Task directions: Exact repetition of every entry is required.

::: Data for this exercise :::

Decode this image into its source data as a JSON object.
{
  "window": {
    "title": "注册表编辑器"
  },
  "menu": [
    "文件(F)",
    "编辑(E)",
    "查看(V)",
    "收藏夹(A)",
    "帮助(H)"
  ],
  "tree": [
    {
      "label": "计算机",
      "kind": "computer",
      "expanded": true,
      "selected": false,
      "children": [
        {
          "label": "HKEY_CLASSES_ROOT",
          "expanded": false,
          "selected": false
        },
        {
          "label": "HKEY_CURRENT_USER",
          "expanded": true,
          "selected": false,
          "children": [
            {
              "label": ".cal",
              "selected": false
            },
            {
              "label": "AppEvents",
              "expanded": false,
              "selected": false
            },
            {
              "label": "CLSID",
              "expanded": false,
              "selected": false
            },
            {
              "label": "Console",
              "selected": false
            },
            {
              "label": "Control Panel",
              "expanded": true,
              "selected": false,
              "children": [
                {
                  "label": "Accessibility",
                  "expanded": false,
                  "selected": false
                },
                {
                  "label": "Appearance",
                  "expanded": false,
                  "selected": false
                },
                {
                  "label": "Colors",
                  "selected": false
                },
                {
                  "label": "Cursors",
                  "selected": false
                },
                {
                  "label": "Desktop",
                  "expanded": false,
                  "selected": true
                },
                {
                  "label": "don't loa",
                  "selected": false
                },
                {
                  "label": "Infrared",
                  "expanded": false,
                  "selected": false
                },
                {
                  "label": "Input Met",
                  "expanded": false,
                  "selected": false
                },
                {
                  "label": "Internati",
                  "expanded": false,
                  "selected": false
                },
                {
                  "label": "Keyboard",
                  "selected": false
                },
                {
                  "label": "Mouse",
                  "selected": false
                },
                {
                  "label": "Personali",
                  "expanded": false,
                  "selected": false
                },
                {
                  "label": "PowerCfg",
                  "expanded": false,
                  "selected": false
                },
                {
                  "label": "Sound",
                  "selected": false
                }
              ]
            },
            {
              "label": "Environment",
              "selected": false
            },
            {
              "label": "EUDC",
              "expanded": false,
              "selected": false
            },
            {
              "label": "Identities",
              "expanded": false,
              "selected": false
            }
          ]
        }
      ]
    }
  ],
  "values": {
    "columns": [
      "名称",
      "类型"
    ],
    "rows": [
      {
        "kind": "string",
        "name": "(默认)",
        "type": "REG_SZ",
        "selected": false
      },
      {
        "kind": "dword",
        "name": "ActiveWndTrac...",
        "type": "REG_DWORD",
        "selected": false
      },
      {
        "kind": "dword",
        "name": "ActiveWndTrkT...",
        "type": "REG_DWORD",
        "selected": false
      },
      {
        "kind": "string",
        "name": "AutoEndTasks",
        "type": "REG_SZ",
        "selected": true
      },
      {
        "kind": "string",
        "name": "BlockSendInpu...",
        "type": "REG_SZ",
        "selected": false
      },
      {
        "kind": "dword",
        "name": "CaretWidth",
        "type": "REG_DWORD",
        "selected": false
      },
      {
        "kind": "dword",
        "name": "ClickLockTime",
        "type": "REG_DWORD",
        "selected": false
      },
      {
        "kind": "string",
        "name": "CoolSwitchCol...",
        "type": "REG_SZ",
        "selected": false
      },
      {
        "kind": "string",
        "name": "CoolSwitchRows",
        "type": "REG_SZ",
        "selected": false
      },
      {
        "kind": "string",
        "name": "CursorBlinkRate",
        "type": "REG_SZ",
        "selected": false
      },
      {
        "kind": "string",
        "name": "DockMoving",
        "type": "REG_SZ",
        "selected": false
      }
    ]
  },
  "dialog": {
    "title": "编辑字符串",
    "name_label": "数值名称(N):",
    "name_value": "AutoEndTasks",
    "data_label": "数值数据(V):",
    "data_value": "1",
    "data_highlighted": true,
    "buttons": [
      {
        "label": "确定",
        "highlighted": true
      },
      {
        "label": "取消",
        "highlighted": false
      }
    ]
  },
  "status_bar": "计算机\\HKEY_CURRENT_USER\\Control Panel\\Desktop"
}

:::

Result for this task:
Decode this image into its source data as a JSON object.
{
  "window": {
    "title": "注册表编辑器"
  },
  "menu": [
    "文件(F)",
    "编辑(E)",
    "查看(V)",
    "收藏夹(A)",
    "帮助(H)"
  ],
  "tree": [
    {
      "label": "计算机",
      "kind": "computer",
      "expanded": true,
      "selected": false,
      "children": [
        {
          "label": "HKEY_CLASSES_ROOT",
          "expanded": false,
          "selected": false
        },
        {
          "label": "HKEY_CURRENT_USER",
          "expanded": true,
          "selected": false,
          "children": [
            {
              "label": ".cal",
              "selected": false
            },
            {
              "label": "AppEvents",
              "expanded": false,
              "selected": false
            },
            {
              "label": "CLSID",
              "expanded": false,
              "selected": false
            },
            {
              "label": "Console",
              "selected": false
            },
            {
              "label": "Control Panel",
              "expanded": true,
              "selected": false,
              "children": [
                {
                  "label": "Accessibility",
                  "expanded": false,
                  "selected": false
                },
                {
                  "label": "Appearance",
                  "expanded": false,
                  "selected": false
                },
                {
                  "label": "Colors",
                  "selected": false
                },
                {
                  "label": "Cursors",
                  "selected": false
                },
                {
                  "label": "Desktop",
                  "expanded": false,
                  "selected": true
                },
                {
                  "label": "don't loa",
                  "selected": false
                },
                {
                  "label": "Infrared",
                  "expanded": false,
                  "selected": false
                },
                {
                  "label": "Input Met",
                  "expanded": false,
                  "selected": false
                },
                {
                  "label": "Internati",
                  "expanded": false,
                  "selected": false
                },
                {
                  "label": "Keyboard",
                  "selected": false
                },
                {
                  "label": "Mouse",
                  "selected": false
                },
                {
                  "label": "Personali",
                  "expanded": false,
                  "selected": false
                },
                {
                  "label": "PowerCfg",
                  "expanded": false,
                  "selected": false
                },
                {
                  "label": "Sound",
                  "selected": false
                }
              ]
            },
            {
              "label": "Environment",
              "selected": false
            },
            {
              "label": "EUDC",
              "expanded": false,
              "selected": false
            },
            {
              "label": "Identities",
              "expanded": false,
              "selected": false
            }
          ]
        }
      ]
    }
  ],
  "values": {
    "columns": [
      "名称",
      "类型"
    ],
    "rows": [
      {
        "kind": "string",
        "name": "(默认)",
        "type": "REG_SZ",
        "selected": false
      },
      {
        "kind": "dword",
        "name": "ActiveWndTrac...",
        "type": "REG_DWORD",
        "selected": false
      },
      {
        "kind": "dword",
        "name": "ActiveWndTrkT...",
        "type": "REG_DWORD",
        "selected": false
      },
      {
        "kind": "string",
        "name": "AutoEndTasks",
        "type": "REG_SZ",
        "selected": true
      },
      {
        "kind": "string",
        "name": "BlockSendInpu...",
        "type": "REG_SZ",
        "selected": false
      },
      {
        "kind": "dword",
        "name": "CaretWidth",
        "type": "REG_DWORD",
        "selected": false
      },
      {
        "kind": "dword",
        "name": "ClickLockTime",
        "type": "REG_DWORD",
        "selected": false
      },
      {
        "kind": "string",
        "name": "CoolSwitchCol...",
        "type": "REG_SZ",
        "selected": false
      },
      {
        "kind": "string",
        "name": "CoolSwitchRows",
        "type": "REG_SZ",
        "selected": false
      },
      {
        "kind": "string",
        "name": "CursorBlinkRate",
        "type": "REG_SZ",
        "selected": false
      },
      {
        "kind": "string",
        "name": "DockMoving",
        "type": "REG_SZ",
        "selected": false
      }
    ]
  },
  "dialog": {
    "title": "编辑字符串",
    "name_label": "数值名称(N):",
    "name_value": "AutoEndTasks",
    "data_label": "数值数据(V):",
    "data_value": "1",
    "data_highlighted": true,
    "buttons": [
      {
        "label": "确定",
        "highlighted": true
      },
      {
        "label": "取消",
        "highlighted": false
      }
    ]
  },
  "status_bar": "计算机\\HKEY_CURRENT_USER\\Control Panel\\Desktop"
}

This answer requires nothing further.